GOAL :: Extract the whole listing as it stands. Do not include the pictures.

◆ ◆ ◆

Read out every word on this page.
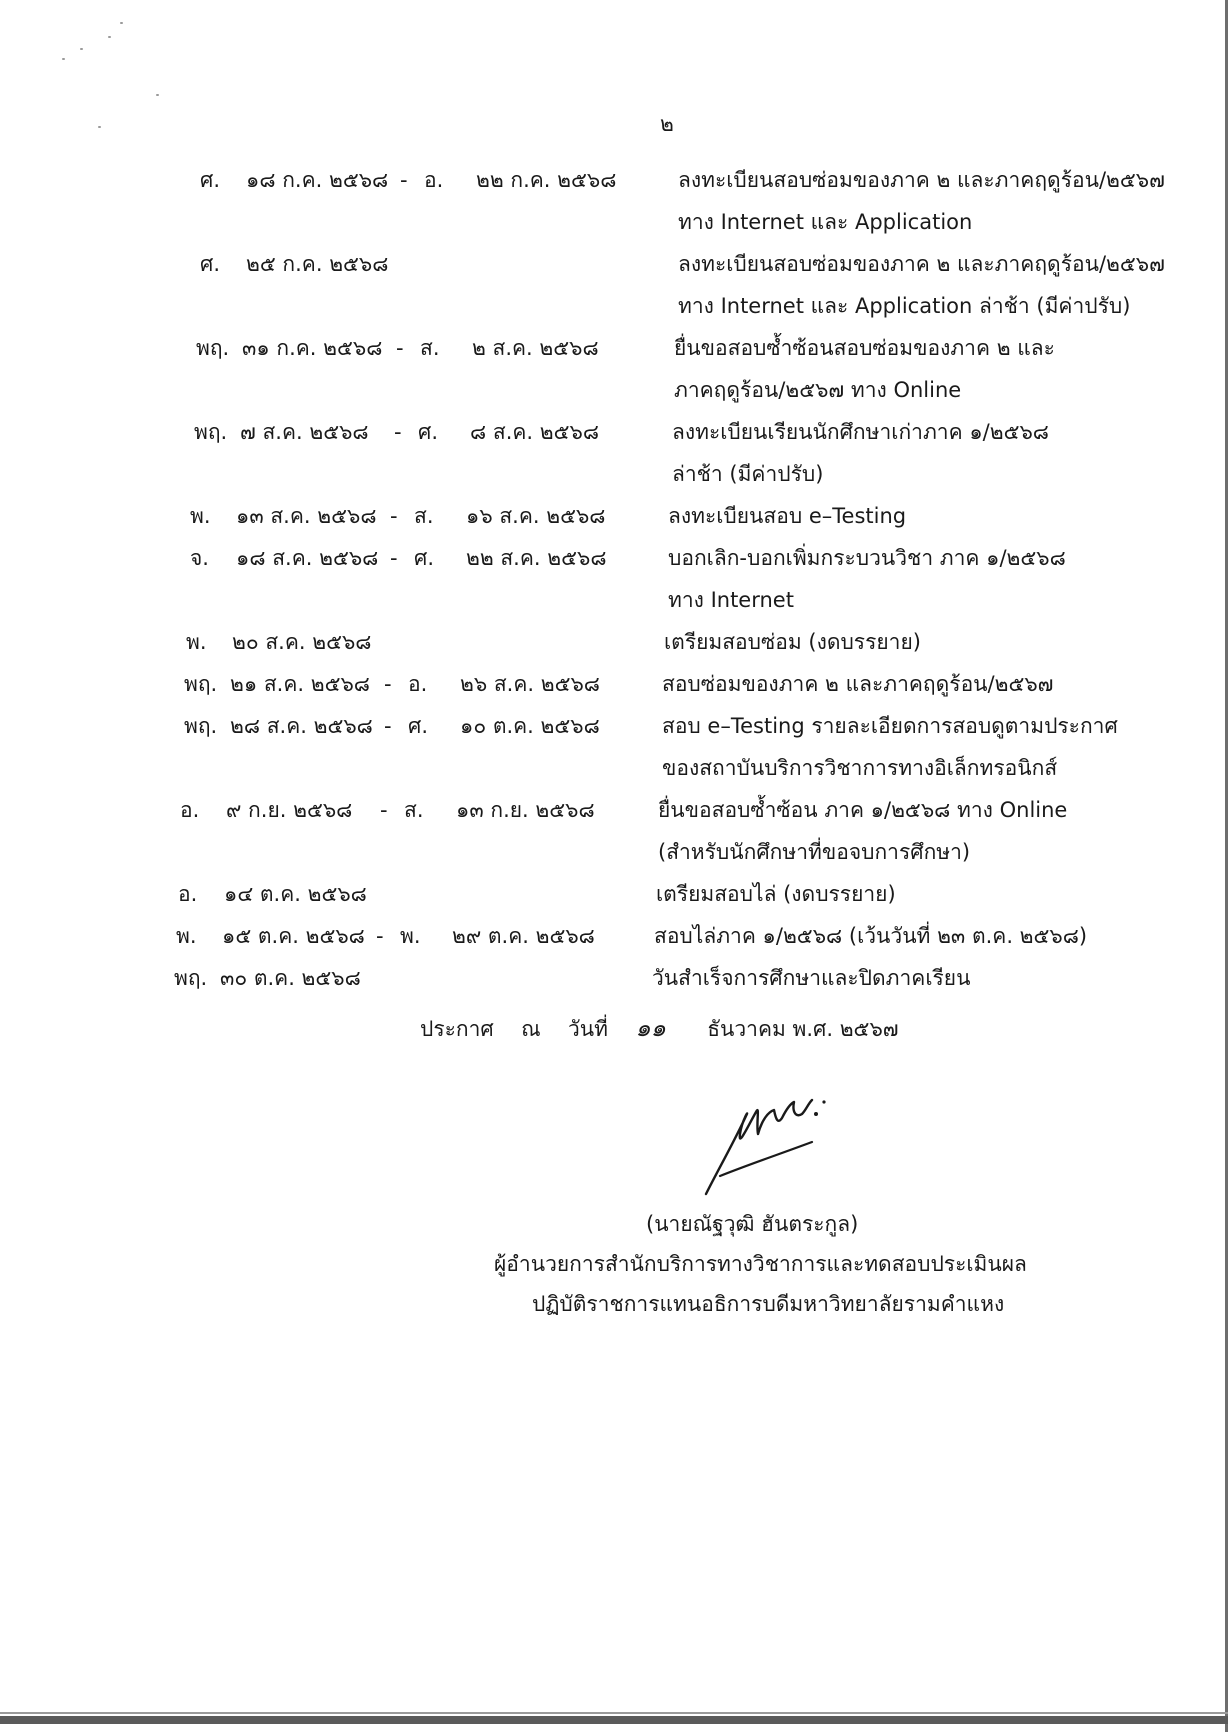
๒
ศ. ๑๘ ก.ค. ๒๕๖๘ - อ. ๒๒ ก.ค. ๒๕๖๘	ลงทะเบียนสอบซ่อมของภาค ๒ และภาคฤดูร้อน/๒๕๖๗
ทาง Internet และ Application
ศ. ๒๕ ก.ค. ๒๕๖๘	ลงทะเบียนสอบซ่อมของภาค ๒ และภาคฤดูร้อน/๒๕๖๗
ทาง Internet และ Application ล่าช้า (มีค่าปรับ)
พฤ. ๓๑ ก.ค. ๒๕๖๘ - ส. ๒ ส.ค. ๒๕๖๘	ยื่นขอสอบซ้ำซ้อนสอบซ่อมของภาค ๒ และ
ภาคฤดูร้อน/๒๕๖๗ ทาง Online
พฤ. ๗ ส.ค. ๒๕๖๘ - ศ. ๘ ส.ค. ๒๕๖๘	ลงทะเบียนเรียนนักศึกษาเก่าภาค ๑/๒๕๖๘
ล่าช้า (มีค่าปรับ)
พ. ๑๓ ส.ค. ๒๕๖๘ - ส. ๑๖ ส.ค. ๒๕๖๘	ลงทะเบียนสอบ e–Testing
จ. ๑๘ ส.ค. ๒๕๖๘ - ศ. ๒๒ ส.ค. ๒๕๖๘	บอกเลิก-บอกเพิ่มกระบวนวิชา ภาค ๑/๒๕๖๘
ทาง Internet
พ. ๒๐ ส.ค. ๒๕๖๘	เตรียมสอบซ่อม (งดบรรยาย)
พฤ. ๒๑ ส.ค. ๒๕๖๘ - อ. ๒๖ ส.ค. ๒๕๖๘	สอบซ่อมของภาค ๒ และภาคฤดูร้อน/๒๕๖๗
พฤ. ๒๘ ส.ค. ๒๕๖๘ - ศ. ๑๐ ต.ค. ๒๕๖๘	สอบ e–Testing รายละเอียดการสอบดูตามประกาศ
ของสถาบันบริการวิชาการทางอิเล็กทรอนิกส์
อ. ๙ ก.ย. ๒๕๖๘ - ส. ๑๓ ก.ย. ๒๕๖๘	ยื่นขอสอบซ้ำซ้อน ภาค ๑/๒๕๖๘ ทาง Online
(สำหรับนักศึกษาที่ขอจบการศึกษา)
อ. ๑๔ ต.ค. ๒๕๖๘	เตรียมสอบไล่ (งดบรรยาย)
พ. ๑๕ ต.ค. ๒๕๖๘ - พ. ๒๙ ต.ค. ๒๕๖๘	สอบไล่ภาค ๑/๒๕๖๘ (เว้นวันที่ ๒๓ ต.ค. ๒๕๖๘)
พฤ. ๓๐ ต.ค. ๒๕๖๘	วันสำเร็จการศึกษาและปิดภาคเรียน
ประกาศ ณ วันที่ ๑๑ ธันวาคม พ.ศ. ๒๕๖๗
(นายณัฐวุฒิ ฮันตระกูล)
ผู้อำนวยการสำนักบริการทางวิชาการและทดสอบประเมินผล
ปฏิบัติราชการแทนอธิการบดีมหาวิทยาลัยรามคำแหง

◆ ◆ ◆

TASK RESPONSE ::
Read out every word on this page.
๒
ศ. ๑๘ ก.ค. ๒๕๖๘ - อ. ๒๒ ก.ค. ๒๕๖๘	ลงทะเบียนสอบซ่อมของภาค ๒ และภาคฤดูร้อน/๒๕๖๗
ทาง Internet และ Application
ศ. ๒๕ ก.ค. ๒๕๖๘	ลงทะเบียนสอบซ่อมของภาค ๒ และภาคฤดูร้อน/๒๕๖๗
ทาง Internet และ Application ล่าช้า (มีค่าปรับ)
พฤ. ๓๑ ก.ค. ๒๕๖๘ - ส. ๒ ส.ค. ๒๕๖๘	ยื่นขอสอบซ้ำซ้อนสอบซ่อมของภาค ๒ และ
ภาคฤดูร้อน/๒๕๖๗ ทาง Online
พฤ. ๗ ส.ค. ๒๕๖๘ - ศ. ๘ ส.ค. ๒๕๖๘	ลงทะเบียนเรียนนักศึกษาเก่าภาค ๑/๒๕๖๘
ล่าช้า (มีค่าปรับ)
พ. ๑๓ ส.ค. ๒๕๖๘ - ส. ๑๖ ส.ค. ๒๕๖๘	ลงทะเบียนสอบ e–Testing
จ. ๑๘ ส.ค. ๒๕๖๘ - ศ. ๒๒ ส.ค. ๒๕๖๘	บอกเลิก-บอกเพิ่มกระบวนวิชา ภาค ๑/๒๕๖๘
ทาง Internet
พ. ๒๐ ส.ค. ๒๕๖๘	เตรียมสอบซ่อม (งดบรรยาย)
พฤ. ๒๑ ส.ค. ๒๕๖๘ - อ. ๒๖ ส.ค. ๒๕๖๘	สอบซ่อมของภาค ๒ และภาคฤดูร้อน/๒๕๖๗
พฤ. ๒๘ ส.ค. ๒๕๖๘ - ศ. ๑๐ ต.ค. ๒๕๖๘	สอบ e–Testing รายละเอียดการสอบดูตามประกาศ
ของสถาบันบริการวิชาการทางอิเล็กทรอนิกส์
อ. ๙ ก.ย. ๒๕๖๘ - ส. ๑๓ ก.ย. ๒๕๖๘	ยื่นขอสอบซ้ำซ้อน ภาค ๑/๒๕๖๘ ทาง Online
(สำหรับนักศึกษาที่ขอจบการศึกษา)
อ. ๑๔ ต.ค. ๒๕๖๘	เตรียมสอบไล่ (งดบรรยาย)
พ. ๑๕ ต.ค. ๒๕๖๘ - พ. ๒๙ ต.ค. ๒๕๖๘	สอบไล่ภาค ๑/๒๕๖๘ (เว้นวันที่ ๒๓ ต.ค. ๒๕๖๘)
พฤ. ๓๐ ต.ค. ๒๕๖๘	วันสำเร็จการศึกษาและปิดภาคเรียน
ประกาศ ณ วันที่ ๑๑ ธันวาคม พ.ศ. ๒๕๖๗
(นายณัฐวุฒิ ฮันตระกูล)
ผู้อำนวยการสำนักบริการทางวิชาการและทดสอบประเมินผล
ปฏิบัติราชการแทนอธิการบดีมหาวิทยาลัยรามคำแหง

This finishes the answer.